EXERCISES:
(A) Answer these questions from the text of the Nginx forwarding question.
(i) Which file types does the merchant provide?
(ii) What protocol string is passed to SSLContext.getInstance?
(iii) In the upper environment, how does Tomcat interact with the external world?
(B) Write the next part of the Nginx forwarding question, picking up after its last sentence.

DOCUMENT TEXT:
----------------

Reputation: 12743
I am integrating a merchant with our application. The merchant provides us with JKS, KEY, PEM and P12 file along with Certificate Password.
In the development server, the integration works with JKS certificate and Certificate Password which is implemented using HttpsURLConnection
.
SSLContext sc = SSLContext.getInstance("TLSv1.2");
KeyManagerFactory kmf;
KeyStore ks;
char[] passphrase = keystore_password.toCharArray();
kmf = KeyManagerFactory.getInstance("SunX509");
ks = KeyStore.getInstance("JKS");
ks.load(new FileInputStream(keystore_path), passphrase);
kmf.init(ks, passphrase);
sc.init(kmf.getKeyManagers(), trustAllCerts, new SecureRandom());
HttpsURLConnection.setDefaultSSLSocketFactory(sc.getSocketFactory());
HostnameVerifier hv = new HostnameVerifier() {
@Override
public boolean verify(String urlHostName, SSLSession session) {
if (!urlHostName.equalsIgnoreCase(session.getPeerHost())) {
logger.warn("Warning: URL host ' " + urlHostName + " ' is different to SSLSession host ' "
+ urlHostName + " '");
}
return true;
}
};
In the upper environment, the Tomcat is in DMZ Zone and interact external world via the Nginx only.
The tomcat request Nginx server with actual URL in a header and the header is parsed by Nginx and forward the request to URL and render the response to tomcat.
Question
How do I forward the request with credential via Nginx to merchant?

----------------

Collection entries:
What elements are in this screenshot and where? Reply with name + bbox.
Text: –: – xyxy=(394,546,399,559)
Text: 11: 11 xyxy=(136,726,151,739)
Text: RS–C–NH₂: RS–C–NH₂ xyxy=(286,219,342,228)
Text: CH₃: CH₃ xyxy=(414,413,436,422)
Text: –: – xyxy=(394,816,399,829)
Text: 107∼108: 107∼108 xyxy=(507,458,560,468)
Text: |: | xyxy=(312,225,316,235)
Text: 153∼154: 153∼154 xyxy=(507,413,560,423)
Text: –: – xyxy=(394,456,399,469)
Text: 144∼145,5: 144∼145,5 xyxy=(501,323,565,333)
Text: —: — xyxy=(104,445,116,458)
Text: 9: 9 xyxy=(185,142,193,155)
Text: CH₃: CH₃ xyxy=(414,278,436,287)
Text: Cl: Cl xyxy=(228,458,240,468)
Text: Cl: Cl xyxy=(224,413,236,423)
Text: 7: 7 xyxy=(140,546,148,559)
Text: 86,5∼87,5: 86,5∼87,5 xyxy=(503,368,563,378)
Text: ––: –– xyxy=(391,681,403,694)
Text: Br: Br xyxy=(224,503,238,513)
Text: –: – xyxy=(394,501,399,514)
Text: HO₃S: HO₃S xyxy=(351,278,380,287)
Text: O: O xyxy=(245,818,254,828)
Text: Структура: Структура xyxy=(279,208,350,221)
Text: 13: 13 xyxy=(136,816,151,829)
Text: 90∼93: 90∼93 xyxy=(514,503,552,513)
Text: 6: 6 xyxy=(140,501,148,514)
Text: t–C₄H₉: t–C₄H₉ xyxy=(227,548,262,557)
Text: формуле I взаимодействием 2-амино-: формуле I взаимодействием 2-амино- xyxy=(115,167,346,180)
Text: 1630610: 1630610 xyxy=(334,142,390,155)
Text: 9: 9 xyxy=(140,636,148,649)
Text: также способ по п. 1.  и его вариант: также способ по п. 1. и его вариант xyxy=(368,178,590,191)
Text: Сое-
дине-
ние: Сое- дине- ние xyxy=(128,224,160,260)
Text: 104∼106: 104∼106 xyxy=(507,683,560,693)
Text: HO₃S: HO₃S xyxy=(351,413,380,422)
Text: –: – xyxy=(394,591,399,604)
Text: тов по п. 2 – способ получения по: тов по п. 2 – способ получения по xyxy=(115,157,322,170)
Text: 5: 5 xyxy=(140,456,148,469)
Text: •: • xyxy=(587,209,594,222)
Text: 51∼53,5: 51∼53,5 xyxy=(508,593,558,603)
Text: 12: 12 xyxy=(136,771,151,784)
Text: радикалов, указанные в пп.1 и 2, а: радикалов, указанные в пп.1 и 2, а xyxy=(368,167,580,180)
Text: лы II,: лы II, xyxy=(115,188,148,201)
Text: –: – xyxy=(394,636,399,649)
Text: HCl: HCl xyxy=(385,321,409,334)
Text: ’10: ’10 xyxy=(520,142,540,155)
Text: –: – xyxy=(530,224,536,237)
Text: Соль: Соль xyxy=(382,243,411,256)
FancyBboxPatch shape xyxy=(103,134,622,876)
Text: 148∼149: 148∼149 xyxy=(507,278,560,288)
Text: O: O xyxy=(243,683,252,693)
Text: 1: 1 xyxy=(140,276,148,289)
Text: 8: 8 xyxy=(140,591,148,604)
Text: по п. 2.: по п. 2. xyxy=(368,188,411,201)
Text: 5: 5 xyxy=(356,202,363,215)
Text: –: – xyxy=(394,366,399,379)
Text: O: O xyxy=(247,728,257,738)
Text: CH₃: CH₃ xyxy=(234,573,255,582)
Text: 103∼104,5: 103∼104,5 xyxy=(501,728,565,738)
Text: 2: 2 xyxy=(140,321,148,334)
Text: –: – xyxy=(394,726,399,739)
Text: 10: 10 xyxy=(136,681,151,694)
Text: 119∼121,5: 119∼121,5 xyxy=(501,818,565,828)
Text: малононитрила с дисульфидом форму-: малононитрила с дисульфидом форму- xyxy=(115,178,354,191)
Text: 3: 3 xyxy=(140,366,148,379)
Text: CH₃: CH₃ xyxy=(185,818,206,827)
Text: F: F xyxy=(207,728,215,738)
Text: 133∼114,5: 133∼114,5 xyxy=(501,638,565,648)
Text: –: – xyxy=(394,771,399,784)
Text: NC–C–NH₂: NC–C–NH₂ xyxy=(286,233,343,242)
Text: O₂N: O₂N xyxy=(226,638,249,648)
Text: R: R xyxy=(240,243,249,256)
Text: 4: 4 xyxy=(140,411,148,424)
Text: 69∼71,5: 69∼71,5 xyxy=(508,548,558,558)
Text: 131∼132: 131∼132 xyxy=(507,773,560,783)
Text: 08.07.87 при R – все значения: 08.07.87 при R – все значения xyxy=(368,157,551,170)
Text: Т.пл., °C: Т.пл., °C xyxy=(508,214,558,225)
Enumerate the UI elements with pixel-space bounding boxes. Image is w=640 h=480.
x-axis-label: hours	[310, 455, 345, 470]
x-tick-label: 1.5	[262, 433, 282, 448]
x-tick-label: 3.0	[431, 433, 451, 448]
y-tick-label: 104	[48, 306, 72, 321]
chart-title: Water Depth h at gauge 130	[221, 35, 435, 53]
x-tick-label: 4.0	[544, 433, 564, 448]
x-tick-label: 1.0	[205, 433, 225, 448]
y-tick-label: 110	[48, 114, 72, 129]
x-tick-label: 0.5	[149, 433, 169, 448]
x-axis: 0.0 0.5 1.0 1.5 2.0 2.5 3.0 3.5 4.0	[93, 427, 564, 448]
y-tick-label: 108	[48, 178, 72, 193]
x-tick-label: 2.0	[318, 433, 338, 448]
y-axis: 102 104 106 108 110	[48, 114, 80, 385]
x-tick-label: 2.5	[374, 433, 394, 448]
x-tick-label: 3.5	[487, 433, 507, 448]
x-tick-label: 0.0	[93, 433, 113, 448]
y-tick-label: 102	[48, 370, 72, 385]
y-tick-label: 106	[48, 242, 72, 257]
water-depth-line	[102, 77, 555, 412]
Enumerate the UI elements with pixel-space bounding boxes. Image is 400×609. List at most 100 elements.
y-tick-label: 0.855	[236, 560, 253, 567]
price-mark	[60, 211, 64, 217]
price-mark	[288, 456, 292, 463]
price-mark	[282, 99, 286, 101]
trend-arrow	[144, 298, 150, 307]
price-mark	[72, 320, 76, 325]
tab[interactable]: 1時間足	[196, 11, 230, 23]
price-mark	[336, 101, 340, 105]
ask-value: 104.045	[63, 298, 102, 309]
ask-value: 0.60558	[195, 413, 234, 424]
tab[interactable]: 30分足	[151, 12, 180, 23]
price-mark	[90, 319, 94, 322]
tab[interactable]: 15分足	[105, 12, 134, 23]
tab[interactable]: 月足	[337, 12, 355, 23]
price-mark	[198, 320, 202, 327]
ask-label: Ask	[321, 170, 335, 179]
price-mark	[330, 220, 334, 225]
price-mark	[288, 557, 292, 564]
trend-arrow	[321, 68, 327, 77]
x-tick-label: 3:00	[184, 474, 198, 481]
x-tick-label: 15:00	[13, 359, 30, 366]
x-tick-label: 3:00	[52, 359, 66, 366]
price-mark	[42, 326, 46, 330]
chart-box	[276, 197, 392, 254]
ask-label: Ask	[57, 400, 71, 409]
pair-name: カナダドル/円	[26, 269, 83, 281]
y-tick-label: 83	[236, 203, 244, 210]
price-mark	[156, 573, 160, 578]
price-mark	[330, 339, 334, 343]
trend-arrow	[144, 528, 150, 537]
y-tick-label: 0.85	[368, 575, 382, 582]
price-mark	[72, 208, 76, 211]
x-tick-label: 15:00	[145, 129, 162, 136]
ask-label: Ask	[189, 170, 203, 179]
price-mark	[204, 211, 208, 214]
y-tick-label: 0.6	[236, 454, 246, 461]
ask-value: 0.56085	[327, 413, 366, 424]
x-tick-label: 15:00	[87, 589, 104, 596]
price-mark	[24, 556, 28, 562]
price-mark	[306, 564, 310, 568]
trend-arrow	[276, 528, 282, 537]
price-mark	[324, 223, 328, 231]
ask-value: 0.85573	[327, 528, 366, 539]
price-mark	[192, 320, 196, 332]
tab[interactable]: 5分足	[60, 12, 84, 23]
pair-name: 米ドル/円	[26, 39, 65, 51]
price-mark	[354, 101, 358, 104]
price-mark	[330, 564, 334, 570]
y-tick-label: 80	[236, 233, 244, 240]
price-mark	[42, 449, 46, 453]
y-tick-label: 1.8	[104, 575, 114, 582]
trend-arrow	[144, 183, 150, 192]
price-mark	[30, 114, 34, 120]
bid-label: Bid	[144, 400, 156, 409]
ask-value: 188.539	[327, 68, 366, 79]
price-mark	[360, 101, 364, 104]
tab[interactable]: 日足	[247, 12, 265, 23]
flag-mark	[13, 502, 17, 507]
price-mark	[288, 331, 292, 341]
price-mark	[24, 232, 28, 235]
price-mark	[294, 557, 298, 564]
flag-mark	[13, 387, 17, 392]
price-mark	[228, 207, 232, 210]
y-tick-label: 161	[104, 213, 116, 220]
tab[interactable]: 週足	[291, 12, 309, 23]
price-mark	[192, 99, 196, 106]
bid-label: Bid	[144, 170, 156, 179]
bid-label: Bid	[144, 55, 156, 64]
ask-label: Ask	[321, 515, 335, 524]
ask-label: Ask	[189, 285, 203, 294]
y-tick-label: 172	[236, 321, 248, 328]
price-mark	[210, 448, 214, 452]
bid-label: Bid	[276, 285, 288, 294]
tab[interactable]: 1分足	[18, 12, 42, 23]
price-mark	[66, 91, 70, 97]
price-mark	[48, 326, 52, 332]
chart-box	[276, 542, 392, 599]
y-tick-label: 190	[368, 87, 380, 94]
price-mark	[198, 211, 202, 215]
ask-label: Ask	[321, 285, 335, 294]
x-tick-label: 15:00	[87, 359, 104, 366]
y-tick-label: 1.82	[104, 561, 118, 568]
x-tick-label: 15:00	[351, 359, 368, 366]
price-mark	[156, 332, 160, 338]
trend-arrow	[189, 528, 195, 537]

----------------

PER-TASK OUTPUTS:
(A)
(i) JKS, KEY, PEM and P12 files, along with a certificate password.
(ii) "TLSv1.2"
(iii) Only through Nginx.

(B)
Upvotes: 0
Views: 2323
Reputation: 38990
You can't "forward" it. To process HTTP requests based on the contents of the header, nginx must decrypt the incoming data and re-encrypt the outgoing, modified data. Since the whole point of a security protocol like SSL/TLS is that nobody other than the authorized endpoints can see or alter the data, nginx must terminate the client-side SSL/TLS session itself and create a separate server-side SSL/TLS session over which the HTTP-level data is forwarded.
Thus to authenticate to the 'merchant' server, it is nginx that must be configured with the client certificate including chain cert(s) if applicable and matching privatekey, see http://nginx.org/en/docs/http/ngx_http_proxy_module.html#proxy_ssl_certificate et seq.
(If you didn't already have them, you could convert JKS to PKCS12 with keytool -importkeystore
and PKCS12 to PEM with openssl pkcs12
-- there are numerous existing Qs on both here and on other Stacks like superuser and serverfault.)
Whether the session from the (real) client to nginx is authenticated with the same cert, a different cert, or not authenticated with a cert at all, is up to the configuration of nginx.